◆ Task directions ◆
Work through the entries below and report how many lines include "Statistics". The number alone is the answer.

◆ Supplied entries ◆
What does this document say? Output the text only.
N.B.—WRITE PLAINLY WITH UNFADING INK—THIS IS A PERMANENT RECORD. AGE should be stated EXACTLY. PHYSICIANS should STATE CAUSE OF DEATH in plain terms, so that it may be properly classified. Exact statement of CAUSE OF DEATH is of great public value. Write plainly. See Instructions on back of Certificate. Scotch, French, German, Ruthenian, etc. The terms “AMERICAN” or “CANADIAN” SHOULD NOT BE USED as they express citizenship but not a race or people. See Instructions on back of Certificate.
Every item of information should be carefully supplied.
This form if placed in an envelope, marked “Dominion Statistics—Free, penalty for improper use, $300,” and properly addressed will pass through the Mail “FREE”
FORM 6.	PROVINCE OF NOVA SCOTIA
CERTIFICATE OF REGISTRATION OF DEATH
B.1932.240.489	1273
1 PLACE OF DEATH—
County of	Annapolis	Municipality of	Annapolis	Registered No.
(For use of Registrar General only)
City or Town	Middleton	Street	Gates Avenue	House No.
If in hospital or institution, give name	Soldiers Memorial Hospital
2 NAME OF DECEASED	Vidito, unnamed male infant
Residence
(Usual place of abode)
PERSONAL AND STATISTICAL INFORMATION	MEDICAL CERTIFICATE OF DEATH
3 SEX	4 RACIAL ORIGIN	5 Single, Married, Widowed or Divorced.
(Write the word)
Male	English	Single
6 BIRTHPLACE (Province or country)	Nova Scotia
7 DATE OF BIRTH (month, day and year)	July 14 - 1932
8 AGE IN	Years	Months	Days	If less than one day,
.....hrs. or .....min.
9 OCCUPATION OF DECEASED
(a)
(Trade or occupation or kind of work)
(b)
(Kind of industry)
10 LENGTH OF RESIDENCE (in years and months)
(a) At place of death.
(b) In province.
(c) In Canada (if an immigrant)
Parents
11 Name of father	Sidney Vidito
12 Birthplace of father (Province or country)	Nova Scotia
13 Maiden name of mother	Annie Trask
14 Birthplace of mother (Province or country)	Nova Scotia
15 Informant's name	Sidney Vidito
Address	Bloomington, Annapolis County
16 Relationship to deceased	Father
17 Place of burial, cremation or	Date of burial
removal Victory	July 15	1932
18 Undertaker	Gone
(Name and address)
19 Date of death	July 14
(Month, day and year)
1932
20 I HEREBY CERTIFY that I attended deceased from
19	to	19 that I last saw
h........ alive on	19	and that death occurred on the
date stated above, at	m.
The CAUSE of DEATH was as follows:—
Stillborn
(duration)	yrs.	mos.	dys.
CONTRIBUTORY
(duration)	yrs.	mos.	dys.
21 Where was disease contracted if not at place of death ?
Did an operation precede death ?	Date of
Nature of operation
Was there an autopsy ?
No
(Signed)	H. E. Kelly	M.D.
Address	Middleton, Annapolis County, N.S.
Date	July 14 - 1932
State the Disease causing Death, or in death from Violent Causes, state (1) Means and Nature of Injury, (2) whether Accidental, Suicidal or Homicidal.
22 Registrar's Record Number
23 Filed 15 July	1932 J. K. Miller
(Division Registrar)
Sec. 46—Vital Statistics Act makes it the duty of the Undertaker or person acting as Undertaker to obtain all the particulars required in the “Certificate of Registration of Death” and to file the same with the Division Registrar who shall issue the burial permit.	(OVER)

◆ Result for this task ◆
2